Starting with the line that contains "x-tick-label: 3: [338, 348, 347, 360]" and continuing through the end of the records, present every line as a numbered list, leaving out blank lines.

** START **

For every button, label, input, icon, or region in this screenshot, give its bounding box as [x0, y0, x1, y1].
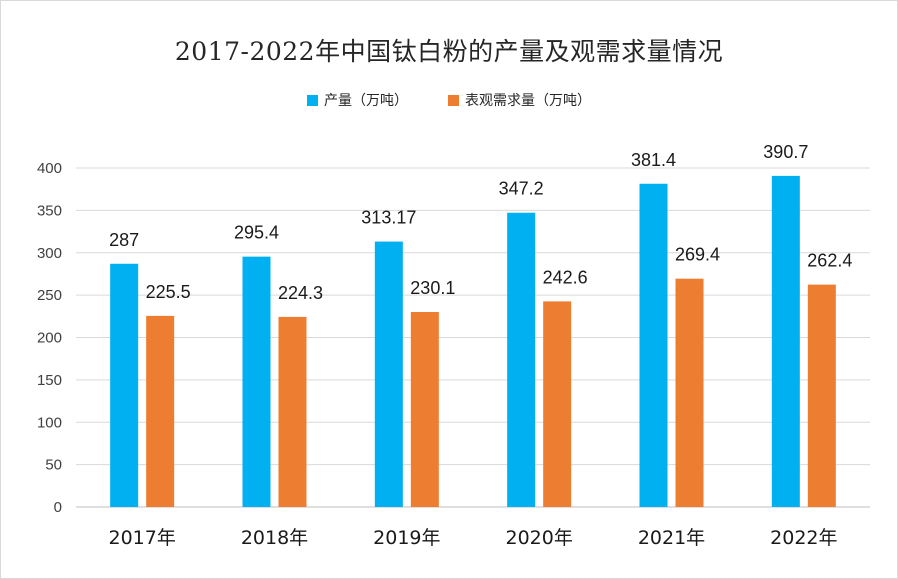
bar-production [242, 256, 271, 507]
legend-label-demand: 表观需求量（万吨） [465, 93, 591, 109]
x-tick-label: 2017年 [108, 527, 175, 549]
data-label-production: 313.17 [361, 208, 416, 228]
bar-production [639, 183, 668, 508]
data-label-production: 347.2 [499, 179, 544, 199]
y-tick-label: 50 [45, 457, 62, 474]
chart-title: 2017-2022年中国钛白粉的产量及观需求量情况 [174, 37, 724, 66]
bar-demand [410, 311, 439, 507]
data-label-production: 295.4 [234, 223, 279, 243]
legend-item-production: 产量（万吨） [307, 90, 408, 110]
x-tick-label: 2018年 [241, 527, 308, 549]
legend-label-production: 产量（万吨） [324, 93, 408, 109]
legend-item-demand: 表观需求量（万吨） [448, 90, 591, 110]
y-tick-label: 300 [37, 245, 62, 262]
chart-legend: 产量（万吨） 表观需求量（万吨） [0, 90, 898, 110]
x-tick-label: 2022年 [770, 527, 837, 549]
bar-demand [675, 278, 704, 507]
y-tick-label: 0 [54, 499, 62, 516]
y-tick-label: 400 [37, 160, 62, 177]
legend-swatch-production [307, 94, 318, 106]
data-label-demand: 230.1 [410, 278, 455, 298]
bar-demand [807, 284, 836, 507]
y-tick-label: 100 [37, 414, 62, 431]
x-tick-label: 2021年 [638, 527, 705, 549]
data-label-demand: 269.4 [675, 245, 720, 265]
data-label-demand: 242.6 [543, 267, 588, 287]
y-tick-label: 350 [37, 202, 62, 219]
bar-demand [543, 301, 572, 507]
bar-production [110, 263, 139, 507]
bar-production [507, 212, 536, 508]
bar-demand [278, 316, 307, 507]
data-label-production: 381.4 [631, 150, 676, 170]
x-tick-label: 2020年 [505, 527, 572, 549]
y-tick-label: 150 [37, 372, 62, 389]
y-tick-label: 250 [37, 287, 62, 304]
data-label-demand: 224.3 [278, 283, 323, 303]
data-label-demand: 225.5 [146, 282, 191, 302]
data-label-demand: 262.4 [807, 251, 852, 271]
data-label-production: 390.7 [763, 142, 808, 162]
y-tick-label: 200 [37, 330, 62, 347]
bar-production [771, 175, 800, 507]
bar-production [374, 241, 403, 507]
data-label-production: 287 [109, 230, 139, 250]
legend-swatch-demand [448, 94, 459, 106]
bar-demand [146, 315, 175, 507]
x-tick-label: 2019年 [373, 527, 440, 549]
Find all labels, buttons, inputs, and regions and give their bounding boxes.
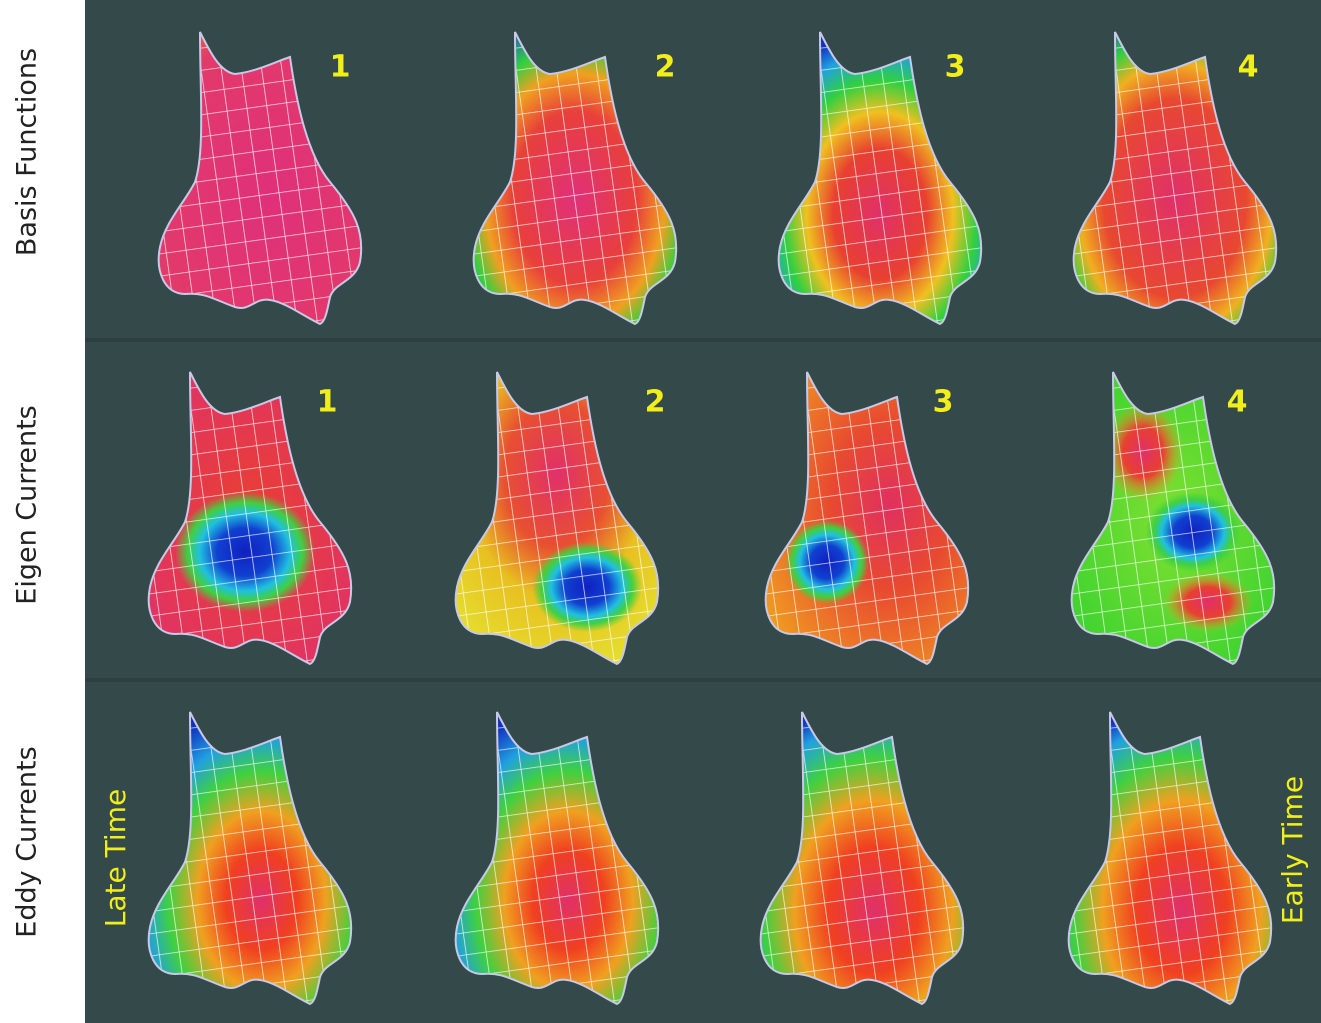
annotation: Early Time [1276,776,1309,924]
row-label: Eigen Currents [12,405,43,604]
row-label: Basis Functions [12,48,43,256]
panel-number: 2 [645,385,666,420]
panel-number: 3 [945,50,966,85]
panel-number: 1 [330,50,351,85]
row-label: Eddy Currents [12,746,43,937]
divider [85,338,1321,342]
divider [85,678,1321,682]
annotation: Late Time [99,789,132,927]
panel-number: 2 [655,50,676,85]
panel-number: 4 [1238,50,1259,85]
panel-number: 3 [933,385,954,420]
panel-number: 1 [317,385,338,420]
panel-number: 4 [1227,385,1248,420]
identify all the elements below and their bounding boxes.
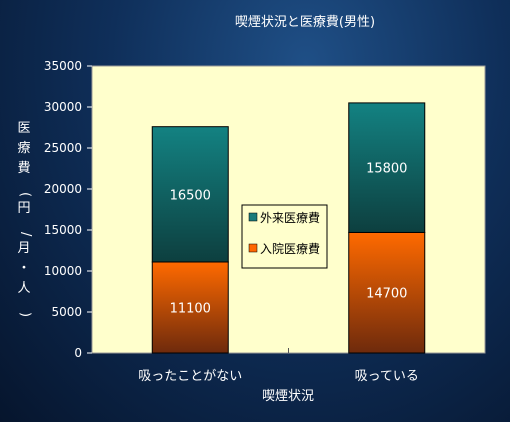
bars: 11100 16500 14700 15800	[151, 102, 426, 354]
bar-inpatient-1	[348, 231, 426, 354]
x-tick-label: 吸っている	[355, 369, 419, 384]
y-axis-title: 医療費(円/月・人)	[17, 121, 32, 317]
bar-inpatient-0	[151, 261, 229, 354]
legend-label: 入院医療費	[260, 241, 320, 256]
y-tick-label: 5000	[51, 305, 82, 319]
bar-outpatient-0	[151, 126, 229, 263]
bar-value-label: 15800	[366, 162, 407, 177]
bar-value-label: 11100	[170, 301, 211, 316]
y-tick-label: 30000	[44, 100, 82, 114]
y-tick-label: 0	[74, 346, 82, 360]
x-axis: 吸ったことがない 吸っている	[138, 369, 419, 384]
legend-swatch	[248, 243, 258, 253]
y-tick-label: 10000	[44, 264, 82, 278]
legend-label: 外来医療費	[260, 210, 320, 225]
legend-swatch	[248, 212, 258, 222]
y-tick-label: 35000	[44, 59, 82, 73]
y-axis-title-text: 医療費(円/月・人)	[17, 121, 32, 317]
x-axis-title: 喫煙状況	[262, 389, 314, 404]
bar-outpatient-1	[348, 102, 426, 233]
y-tick-label: 15000	[44, 223, 82, 237]
chart-title: 喫煙状況と医療費(男性)	[235, 15, 375, 30]
x-tick-label: 吸ったことがない	[138, 369, 242, 384]
y-tick-label: 20000	[44, 182, 82, 196]
bar-value-label: 14700	[366, 287, 407, 302]
bar-value-label: 16500	[170, 188, 211, 203]
y-axis: 0 5000 10000 15000 20000 25000 30000 35000	[44, 59, 289, 360]
y-tick-label: 25000	[44, 141, 82, 155]
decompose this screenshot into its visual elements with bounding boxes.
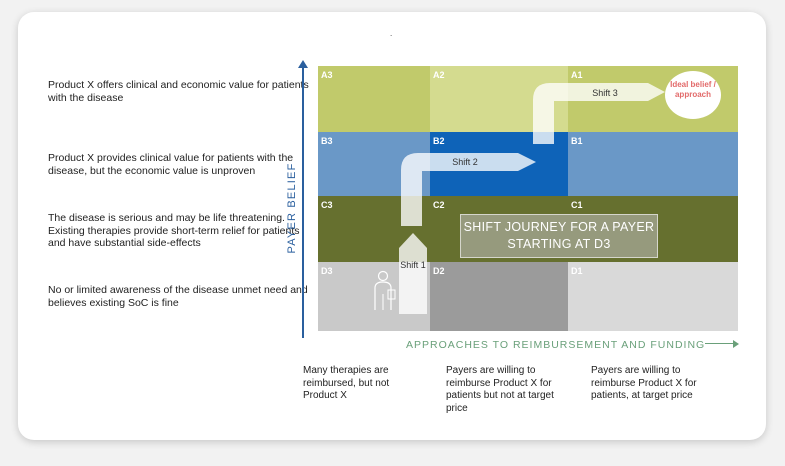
shift-1-label: Shift 1: [400, 260, 426, 270]
shift-1-arrow: [399, 233, 427, 314]
grid-cell-label: A1: [571, 70, 583, 80]
journey-callout: SHIFT JOURNEY FOR A PAYER STARTING AT D3: [460, 214, 658, 258]
approach-1: Payers are willing to reimburse Product …: [591, 365, 697, 401]
grid-cell-label: B3: [321, 136, 333, 146]
grid-cell-label: A2: [433, 70, 445, 80]
belief-b: Product X provides clinical value for pa…: [48, 152, 294, 177]
x-axis-line: [705, 343, 735, 344]
belief-c: The disease is serious and may be life t…: [48, 212, 300, 249]
belief-a: Product X offers clinical and economic v…: [48, 79, 309, 104]
x-axis-label: APPROACHES TO REIMBURSEMENT AND FUNDING: [406, 339, 706, 351]
grid-cell-label: A3: [321, 70, 333, 80]
shift-3-label: Shift 3: [592, 88, 618, 98]
shift-3-arrow: [533, 83, 665, 144]
person-icon: [374, 270, 396, 310]
y-axis-label: PAYER BELIEF: [286, 162, 298, 254]
shift-2-arrow: [401, 153, 536, 226]
grid-cell-a3: A3: [318, 66, 430, 132]
grid-cell-label: C2: [433, 200, 445, 210]
belief-d: No or limited awareness of the disease u…: [48, 284, 308, 309]
grid-cell-label: B1: [571, 136, 583, 146]
grid-cell-label: B2: [433, 136, 445, 146]
grid-cell-label: D2: [433, 266, 445, 276]
grid-cell-label: C3: [321, 200, 333, 210]
y-axis-line: [302, 66, 304, 338]
grid-cell-label: D3: [321, 266, 333, 276]
grid-cell-label: D1: [571, 266, 583, 276]
grid-cell-label: C1: [571, 200, 583, 210]
tick-mark: .: [390, 29, 393, 38]
grid-cell-d1: D1: [568, 262, 738, 331]
ideal-circle: Ideal belief / approach: [665, 71, 721, 119]
grid-cell-d2: D2: [430, 262, 568, 331]
x-axis-arrowhead: [733, 340, 739, 348]
y-axis-arrowhead: [298, 60, 308, 68]
approach-3: Many therapies are reimbursed, but not P…: [303, 365, 390, 401]
shift-2-label: Shift 2: [452, 157, 478, 167]
grid-cell-b1: B1: [568, 132, 738, 196]
approach-2: Payers are willing to reimburse Product …: [446, 365, 554, 414]
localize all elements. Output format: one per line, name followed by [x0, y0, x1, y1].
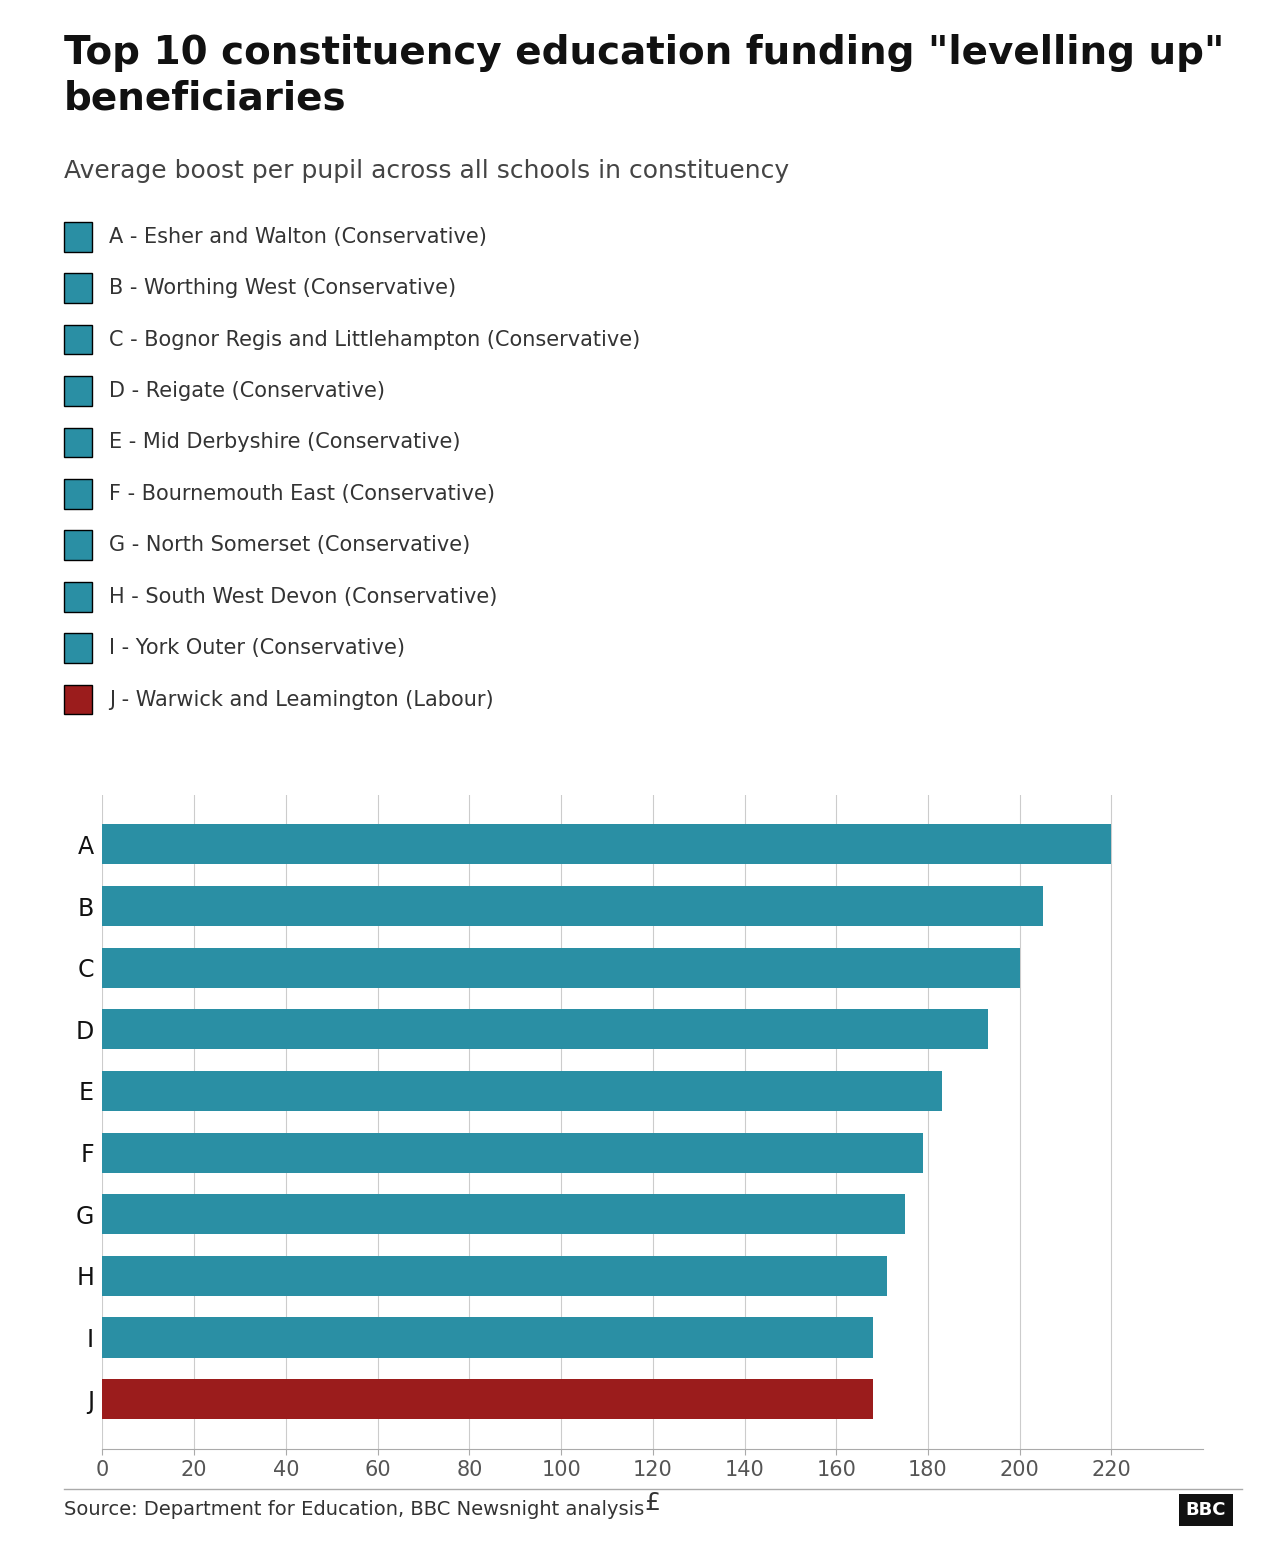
Bar [102, 1010, 988, 1050]
Text: E - Mid Derbyshire (Conservative): E - Mid Derbyshire (Conservative) [109, 433, 461, 452]
Bar [102, 824, 1111, 865]
Text: Average boost per pupil across all schools in constituency: Average boost per pupil across all schoo… [64, 159, 790, 182]
Text: B - Worthing West (Conservative): B - Worthing West (Conservative) [109, 279, 456, 298]
Text: G - North Somerset (Conservative): G - North Somerset (Conservative) [109, 536, 470, 555]
Text: J - Warwick and Leamington (Labour): J - Warwick and Leamington (Labour) [109, 690, 493, 709]
Text: BBC: BBC [1185, 1500, 1226, 1519]
Text: D - Reigate (Conservative): D - Reigate (Conservative) [109, 382, 385, 400]
Bar [102, 1256, 887, 1296]
Text: H - South West Devon (Conservative): H - South West Devon (Conservative) [109, 587, 497, 606]
Text: F - Bournemouth East (Conservative): F - Bournemouth East (Conservative) [109, 485, 495, 503]
Text: Source: Department for Education, BBC Newsnight analysis: Source: Department for Education, BBC Ne… [64, 1500, 644, 1519]
Text: C - Bognor Regis and Littlehampton (Conservative): C - Bognor Regis and Littlehampton (Cons… [109, 330, 640, 349]
X-axis label: £: £ [645, 1491, 660, 1516]
Text: A - Esher and Walton (Conservative): A - Esher and Walton (Conservative) [109, 227, 486, 246]
Bar [102, 1379, 873, 1419]
Bar [102, 1193, 905, 1234]
Bar [102, 1070, 942, 1111]
Bar [102, 1318, 873, 1357]
Bar [102, 887, 1043, 925]
Bar [102, 947, 1020, 988]
Text: I - York Outer (Conservative): I - York Outer (Conservative) [109, 639, 404, 657]
Text: Top 10 constituency education funding "levelling up"
beneficiaries: Top 10 constituency education funding "l… [64, 34, 1225, 118]
Bar [102, 1133, 923, 1173]
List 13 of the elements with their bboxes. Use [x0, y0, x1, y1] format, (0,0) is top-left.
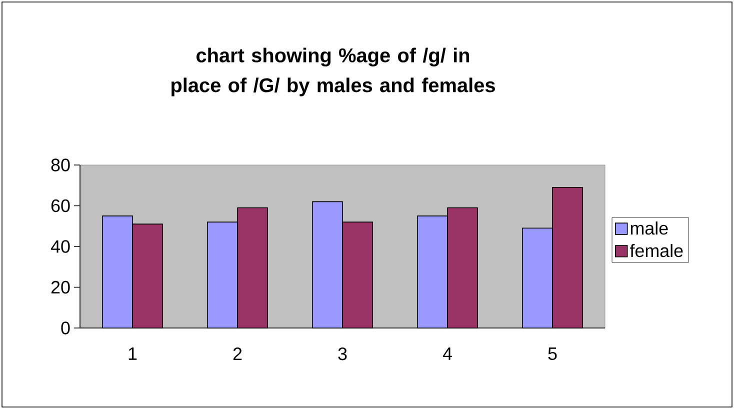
x-tick-label: 3: [338, 348, 347, 360]
legend-label: female: [630, 244, 683, 258]
y-tick-label: 80: [51, 158, 70, 172]
x-tick-label: 4: [442, 348, 452, 360]
x-tick-label: 1: [128, 348, 137, 360]
y-tick-label: 40: [50, 240, 70, 253]
chart-title: chart showing %age of /g/ in place of /G/ by males and females: [172, 48, 495, 96]
x-tick-label: 2: [233, 348, 242, 360]
x-tick-label: 5: [548, 348, 557, 360]
y-tick-label: 0: [61, 322, 70, 334]
legend-label: male: [630, 221, 668, 235]
y-tick-label: 20: [51, 280, 70, 294]
y-tick-label: 60: [51, 199, 70, 212]
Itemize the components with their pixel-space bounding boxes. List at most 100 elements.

** END **

--- Full response ---
1. x-tick-label: 3: [338, 348, 347, 360]
2. legend-label: female: [630, 244, 683, 258]
3. y-tick-label: 80: [51, 158, 70, 172]
4. x-tick-label: 4: [442, 348, 452, 360]
5. x-tick-label: 1: [128, 348, 137, 360]
6. y-tick-label: 40: [50, 240, 70, 253]
7. chart-title: chart showing %age of /g/ in place of /G/ by males and females: [172, 48, 495, 96]
8. x-tick-label: 2: [233, 348, 242, 360]
9. x-tick-label: 5: [548, 348, 557, 360]
10. y-tick-label: 0: [61, 322, 70, 334]
11. legend-label: male: [630, 221, 668, 235]
12. y-tick-label: 20: [51, 280, 70, 294]
13. y-tick-label: 60: [51, 199, 70, 212]
14. Itemize the components with their pixel-space bounding boxes. List at most 100 elements.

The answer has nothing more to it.